>> begin

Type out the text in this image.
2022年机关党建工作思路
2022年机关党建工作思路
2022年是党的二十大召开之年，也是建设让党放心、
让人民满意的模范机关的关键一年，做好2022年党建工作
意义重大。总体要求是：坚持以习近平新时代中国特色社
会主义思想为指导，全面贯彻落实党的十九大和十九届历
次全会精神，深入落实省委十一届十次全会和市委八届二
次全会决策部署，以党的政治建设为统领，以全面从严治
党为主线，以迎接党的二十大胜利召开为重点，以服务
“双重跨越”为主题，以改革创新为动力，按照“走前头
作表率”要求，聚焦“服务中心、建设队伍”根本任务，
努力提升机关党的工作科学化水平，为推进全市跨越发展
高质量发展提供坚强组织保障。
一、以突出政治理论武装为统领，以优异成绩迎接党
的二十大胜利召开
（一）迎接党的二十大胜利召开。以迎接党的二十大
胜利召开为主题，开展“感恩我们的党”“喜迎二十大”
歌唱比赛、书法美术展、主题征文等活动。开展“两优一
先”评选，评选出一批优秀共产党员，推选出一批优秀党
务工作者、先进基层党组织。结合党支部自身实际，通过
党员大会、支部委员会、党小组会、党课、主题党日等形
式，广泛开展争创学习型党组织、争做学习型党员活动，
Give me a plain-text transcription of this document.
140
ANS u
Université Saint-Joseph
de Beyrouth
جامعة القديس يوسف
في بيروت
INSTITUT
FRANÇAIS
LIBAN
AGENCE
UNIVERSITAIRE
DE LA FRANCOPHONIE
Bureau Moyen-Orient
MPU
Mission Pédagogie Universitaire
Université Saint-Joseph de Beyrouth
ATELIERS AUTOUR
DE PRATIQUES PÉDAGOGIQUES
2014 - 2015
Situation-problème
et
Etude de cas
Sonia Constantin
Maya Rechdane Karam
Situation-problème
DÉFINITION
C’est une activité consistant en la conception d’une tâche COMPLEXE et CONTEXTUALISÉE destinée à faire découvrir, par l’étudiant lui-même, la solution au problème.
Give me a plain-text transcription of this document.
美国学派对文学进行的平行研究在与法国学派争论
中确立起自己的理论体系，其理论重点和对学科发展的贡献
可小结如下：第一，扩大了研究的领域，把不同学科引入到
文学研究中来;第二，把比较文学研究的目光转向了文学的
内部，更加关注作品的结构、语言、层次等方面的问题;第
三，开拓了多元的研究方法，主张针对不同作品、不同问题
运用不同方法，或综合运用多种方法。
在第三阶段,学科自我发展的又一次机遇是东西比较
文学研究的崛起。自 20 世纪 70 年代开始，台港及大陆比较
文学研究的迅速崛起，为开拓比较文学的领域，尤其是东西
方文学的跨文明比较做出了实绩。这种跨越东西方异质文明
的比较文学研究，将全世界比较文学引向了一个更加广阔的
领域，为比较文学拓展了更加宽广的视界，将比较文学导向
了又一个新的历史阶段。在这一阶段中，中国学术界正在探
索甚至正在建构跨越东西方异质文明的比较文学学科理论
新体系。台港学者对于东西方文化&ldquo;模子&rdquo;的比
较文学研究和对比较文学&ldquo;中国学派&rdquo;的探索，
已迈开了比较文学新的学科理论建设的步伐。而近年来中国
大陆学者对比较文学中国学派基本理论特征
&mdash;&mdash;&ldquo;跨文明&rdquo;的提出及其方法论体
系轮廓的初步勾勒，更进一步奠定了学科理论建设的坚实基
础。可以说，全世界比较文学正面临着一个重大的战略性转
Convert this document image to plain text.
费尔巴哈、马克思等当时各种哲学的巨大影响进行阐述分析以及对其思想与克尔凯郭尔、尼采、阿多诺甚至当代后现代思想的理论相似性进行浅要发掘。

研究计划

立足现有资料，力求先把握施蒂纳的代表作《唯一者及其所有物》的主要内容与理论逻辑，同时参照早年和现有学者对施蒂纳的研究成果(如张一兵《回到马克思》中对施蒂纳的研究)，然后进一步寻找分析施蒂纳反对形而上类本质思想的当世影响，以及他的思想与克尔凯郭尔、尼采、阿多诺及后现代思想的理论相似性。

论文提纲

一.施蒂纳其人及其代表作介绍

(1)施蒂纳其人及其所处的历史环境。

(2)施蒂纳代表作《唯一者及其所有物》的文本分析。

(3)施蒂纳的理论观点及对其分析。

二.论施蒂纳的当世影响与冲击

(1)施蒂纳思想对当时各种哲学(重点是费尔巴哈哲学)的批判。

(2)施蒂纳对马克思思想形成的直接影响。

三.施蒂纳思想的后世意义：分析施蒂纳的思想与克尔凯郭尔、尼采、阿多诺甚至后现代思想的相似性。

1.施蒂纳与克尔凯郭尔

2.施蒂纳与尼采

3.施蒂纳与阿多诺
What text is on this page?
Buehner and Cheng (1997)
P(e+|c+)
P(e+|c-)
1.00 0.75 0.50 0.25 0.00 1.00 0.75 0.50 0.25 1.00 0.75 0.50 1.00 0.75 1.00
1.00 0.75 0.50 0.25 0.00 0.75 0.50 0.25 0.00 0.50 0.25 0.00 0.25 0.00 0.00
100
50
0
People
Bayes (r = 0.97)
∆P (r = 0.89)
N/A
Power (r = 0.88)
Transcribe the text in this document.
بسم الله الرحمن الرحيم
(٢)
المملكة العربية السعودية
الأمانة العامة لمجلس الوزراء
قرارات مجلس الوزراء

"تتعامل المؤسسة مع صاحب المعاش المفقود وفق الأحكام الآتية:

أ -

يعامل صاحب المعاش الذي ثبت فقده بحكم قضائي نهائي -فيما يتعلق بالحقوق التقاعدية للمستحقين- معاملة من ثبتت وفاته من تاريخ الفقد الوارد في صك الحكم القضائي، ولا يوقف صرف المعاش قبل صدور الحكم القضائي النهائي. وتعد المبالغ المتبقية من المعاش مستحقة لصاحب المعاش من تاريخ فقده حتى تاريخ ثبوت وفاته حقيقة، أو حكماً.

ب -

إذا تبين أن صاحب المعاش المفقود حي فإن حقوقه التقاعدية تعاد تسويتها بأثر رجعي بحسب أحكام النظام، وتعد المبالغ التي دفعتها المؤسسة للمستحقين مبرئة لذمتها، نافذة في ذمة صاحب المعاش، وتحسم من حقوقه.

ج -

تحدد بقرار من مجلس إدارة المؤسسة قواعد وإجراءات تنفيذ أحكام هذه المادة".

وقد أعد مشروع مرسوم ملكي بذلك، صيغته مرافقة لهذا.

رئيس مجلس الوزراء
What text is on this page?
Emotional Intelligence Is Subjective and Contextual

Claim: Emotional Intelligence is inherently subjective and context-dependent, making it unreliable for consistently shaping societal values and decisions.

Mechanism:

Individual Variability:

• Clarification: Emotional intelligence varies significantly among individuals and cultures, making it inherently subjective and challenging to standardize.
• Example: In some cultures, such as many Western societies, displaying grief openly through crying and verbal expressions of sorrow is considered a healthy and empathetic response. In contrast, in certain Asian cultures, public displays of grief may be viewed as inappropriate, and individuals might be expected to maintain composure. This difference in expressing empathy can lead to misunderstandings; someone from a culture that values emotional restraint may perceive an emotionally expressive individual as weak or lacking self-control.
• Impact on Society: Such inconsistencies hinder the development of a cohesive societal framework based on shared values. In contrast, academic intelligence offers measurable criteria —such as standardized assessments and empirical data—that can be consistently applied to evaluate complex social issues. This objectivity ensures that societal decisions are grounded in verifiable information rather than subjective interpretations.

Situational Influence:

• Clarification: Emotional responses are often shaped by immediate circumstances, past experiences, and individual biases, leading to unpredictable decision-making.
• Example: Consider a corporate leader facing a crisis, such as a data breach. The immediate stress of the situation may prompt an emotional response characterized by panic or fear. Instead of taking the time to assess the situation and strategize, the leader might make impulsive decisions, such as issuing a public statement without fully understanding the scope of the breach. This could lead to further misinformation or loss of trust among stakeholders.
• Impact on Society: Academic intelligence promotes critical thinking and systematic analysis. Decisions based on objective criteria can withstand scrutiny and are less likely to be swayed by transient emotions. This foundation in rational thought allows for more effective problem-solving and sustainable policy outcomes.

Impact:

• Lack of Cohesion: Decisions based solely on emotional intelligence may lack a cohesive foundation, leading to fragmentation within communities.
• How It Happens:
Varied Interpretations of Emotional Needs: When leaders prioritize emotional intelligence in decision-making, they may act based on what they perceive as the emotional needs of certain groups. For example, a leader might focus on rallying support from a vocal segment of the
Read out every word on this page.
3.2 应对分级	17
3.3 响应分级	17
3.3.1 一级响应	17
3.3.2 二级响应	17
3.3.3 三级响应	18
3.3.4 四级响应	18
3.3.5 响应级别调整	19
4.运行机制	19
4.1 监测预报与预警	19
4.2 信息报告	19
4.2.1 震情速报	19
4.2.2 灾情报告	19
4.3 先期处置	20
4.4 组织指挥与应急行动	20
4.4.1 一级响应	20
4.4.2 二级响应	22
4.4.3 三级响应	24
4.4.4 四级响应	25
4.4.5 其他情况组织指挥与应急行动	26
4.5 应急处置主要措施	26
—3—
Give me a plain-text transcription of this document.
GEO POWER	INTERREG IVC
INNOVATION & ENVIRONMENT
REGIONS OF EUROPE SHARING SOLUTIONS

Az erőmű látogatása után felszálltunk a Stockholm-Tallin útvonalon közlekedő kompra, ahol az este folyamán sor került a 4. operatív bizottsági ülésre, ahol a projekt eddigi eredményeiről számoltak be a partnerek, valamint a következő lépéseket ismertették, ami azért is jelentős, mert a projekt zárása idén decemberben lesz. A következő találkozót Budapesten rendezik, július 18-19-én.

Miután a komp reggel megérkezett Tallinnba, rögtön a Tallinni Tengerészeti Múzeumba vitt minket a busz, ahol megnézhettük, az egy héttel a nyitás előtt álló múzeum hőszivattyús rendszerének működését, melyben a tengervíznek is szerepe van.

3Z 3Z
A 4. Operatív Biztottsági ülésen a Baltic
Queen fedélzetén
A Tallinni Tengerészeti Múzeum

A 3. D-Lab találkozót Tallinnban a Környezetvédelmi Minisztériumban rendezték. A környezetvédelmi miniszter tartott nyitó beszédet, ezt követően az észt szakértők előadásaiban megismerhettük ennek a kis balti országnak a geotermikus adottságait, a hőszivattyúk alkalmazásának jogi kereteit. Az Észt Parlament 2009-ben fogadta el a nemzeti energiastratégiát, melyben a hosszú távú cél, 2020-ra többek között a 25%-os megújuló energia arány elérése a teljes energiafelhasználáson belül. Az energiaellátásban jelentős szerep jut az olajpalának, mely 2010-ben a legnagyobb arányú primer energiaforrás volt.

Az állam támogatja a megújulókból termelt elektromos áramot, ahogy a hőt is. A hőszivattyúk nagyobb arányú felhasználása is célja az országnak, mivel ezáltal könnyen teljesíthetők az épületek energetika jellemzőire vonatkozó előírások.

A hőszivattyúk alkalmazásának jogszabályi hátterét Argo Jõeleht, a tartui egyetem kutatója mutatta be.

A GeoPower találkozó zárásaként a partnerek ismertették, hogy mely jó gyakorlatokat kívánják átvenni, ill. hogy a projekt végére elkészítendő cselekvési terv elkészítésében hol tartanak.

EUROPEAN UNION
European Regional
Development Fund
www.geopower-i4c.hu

>> end

Task requirements
Your answer should be a single number: how many lines in the data above include "Tallinni"?

Result
2